══ Records

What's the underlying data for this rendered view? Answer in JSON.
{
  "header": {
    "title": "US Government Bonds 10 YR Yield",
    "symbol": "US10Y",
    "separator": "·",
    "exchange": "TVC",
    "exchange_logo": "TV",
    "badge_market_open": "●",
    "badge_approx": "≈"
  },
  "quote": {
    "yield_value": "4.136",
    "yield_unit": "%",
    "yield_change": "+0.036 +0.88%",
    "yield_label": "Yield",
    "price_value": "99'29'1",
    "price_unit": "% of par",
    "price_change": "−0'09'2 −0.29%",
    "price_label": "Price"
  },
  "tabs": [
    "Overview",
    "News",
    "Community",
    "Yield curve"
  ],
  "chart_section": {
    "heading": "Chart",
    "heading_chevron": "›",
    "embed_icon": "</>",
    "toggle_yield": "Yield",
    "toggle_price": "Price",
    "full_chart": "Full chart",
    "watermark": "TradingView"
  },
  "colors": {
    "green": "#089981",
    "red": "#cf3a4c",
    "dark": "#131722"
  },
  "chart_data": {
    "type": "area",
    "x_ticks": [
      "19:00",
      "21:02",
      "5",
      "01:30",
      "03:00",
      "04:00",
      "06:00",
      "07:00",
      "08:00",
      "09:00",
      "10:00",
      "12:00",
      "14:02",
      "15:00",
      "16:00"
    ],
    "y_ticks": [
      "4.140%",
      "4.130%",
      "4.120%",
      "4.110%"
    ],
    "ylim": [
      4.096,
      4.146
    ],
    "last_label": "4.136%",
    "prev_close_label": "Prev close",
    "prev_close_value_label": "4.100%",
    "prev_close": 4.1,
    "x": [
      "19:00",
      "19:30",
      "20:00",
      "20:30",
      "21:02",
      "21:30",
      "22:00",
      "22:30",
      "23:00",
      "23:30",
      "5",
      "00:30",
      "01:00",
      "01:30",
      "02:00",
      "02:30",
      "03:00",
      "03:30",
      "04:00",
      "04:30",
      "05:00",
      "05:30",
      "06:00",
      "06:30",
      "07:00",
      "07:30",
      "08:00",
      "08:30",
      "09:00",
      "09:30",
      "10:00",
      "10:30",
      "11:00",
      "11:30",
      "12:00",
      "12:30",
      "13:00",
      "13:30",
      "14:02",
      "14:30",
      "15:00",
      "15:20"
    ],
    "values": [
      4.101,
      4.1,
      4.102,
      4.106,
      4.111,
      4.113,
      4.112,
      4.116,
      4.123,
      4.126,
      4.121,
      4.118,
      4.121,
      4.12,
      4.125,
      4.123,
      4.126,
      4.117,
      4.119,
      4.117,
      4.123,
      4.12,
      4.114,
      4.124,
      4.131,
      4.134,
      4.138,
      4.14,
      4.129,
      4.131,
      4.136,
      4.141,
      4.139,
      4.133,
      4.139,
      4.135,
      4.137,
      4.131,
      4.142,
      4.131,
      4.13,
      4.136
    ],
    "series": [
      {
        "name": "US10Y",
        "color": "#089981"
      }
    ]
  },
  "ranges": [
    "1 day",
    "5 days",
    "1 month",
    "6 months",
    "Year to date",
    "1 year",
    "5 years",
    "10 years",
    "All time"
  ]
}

════

* [What is needed]: From the first line to the last, retype the data exactly.

* [Output of the task]:
What's the underlying data for this rendered view? Answer in JSON.
{
  "header": {
    "title": "US Government Bonds 10 YR Yield",
    "symbol": "US10Y",
    "separator": "·",
    "exchange": "TVC",
    "exchange_logo": "TV",
    "badge_market_open": "●",
    "badge_approx": "≈"
  },
  "quote": {
    "yield_value": "4.136",
    "yield_unit": "%",
    "yield_change": "+0.036 +0.88%",
    "yield_label": "Yield",
    "price_value": "99'29'1",
    "price_unit": "% of par",
    "price_change": "−0'09'2 −0.29%",
    "price_label": "Price"
  },
  "tabs": [
    "Overview",
    "News",
    "Community",
    "Yield curve"
  ],
  "chart_section": {
    "heading": "Chart",
    "heading_chevron": "›",
    "embed_icon": "</>",
    "toggle_yield": "Yield",
    "toggle_price": "Price",
    "full_chart": "Full chart",
    "watermark": "TradingView"
  },
  "colors": {
    "green": "#089981",
    "red": "#cf3a4c",
    "dark": "#131722"
  },
  "chart_data": {
    "type": "area",
    "x_ticks": [
      "19:00",
      "21:02",
      "5",
      "01:30",
      "03:00",
      "04:00",
      "06:00",
      "07:00",
      "08:00",
      "09:00",
      "10:00",
      "12:00",
      "14:02",
      "15:00",
      "16:00"
    ],
    "y_ticks": [
      "4.140%",
      "4.130%",
      "4.120%",
      "4.110%"
    ],
    "ylim": [
      4.096,
      4.146
    ],
    "last_label": "4.136%",
    "prev_close_label": "Prev close",
    "prev_close_value_label": "4.100%",
    "prev_close": 4.1,
    "x": [
      "19:00",
      "19:30",
      "20:00",
      "20:30",
      "21:02",
      "21:30",
      "22:00",
      "22:30",
      "23:00",
      "23:30",
      "5",
      "00:30",
      "01:00",
      "01:30",
      "02:00",
      "02:30",
      "03:00",
      "03:30",
      "04:00",
      "04:30",
      "05:00",
      "05:30",
      "06:00",
      "06:30",
      "07:00",
      "07:30",
      "08:00",
      "08:30",
      "09:00",
      "09:30",
      "10:00",
      "10:30",
      "11:00",
      "11:30",
      "12:00",
      "12:30",
      "13:00",
      "13:30",
      "14:02",
      "14:30",
      "15:00",
      "15:20"
    ],
    "values": [
      4.101,
      4.1,
      4.102,
      4.106,
      4.111,
      4.113,
      4.112,
      4.116,
      4.123,
      4.126,
      4.121,
      4.118,
      4.121,
      4.12,
      4.125,
      4.123,
      4.126,
      4.117,
      4.119,
      4.117,
      4.123,
      4.12,
      4.114,
      4.124,
      4.131,
      4.134,
      4.138,
      4.14,
      4.129,
      4.131,
      4.136,
      4.141,
      4.139,
      4.133,
      4.139,
      4.135,
      4.137,
      4.131,
      4.142,
      4.131,
      4.13,
      4.136
    ],
    "series": [
      {
        "name": "US10Y",
        "color": "#089981"
      }
    ]
  },
  "ranges": [
    "1 day",
    "5 days",
    "1 month",
    "6 months",
    "Year to date",
    "1 year",
    "5 years",
    "10 years",
    "All time"
  ]
}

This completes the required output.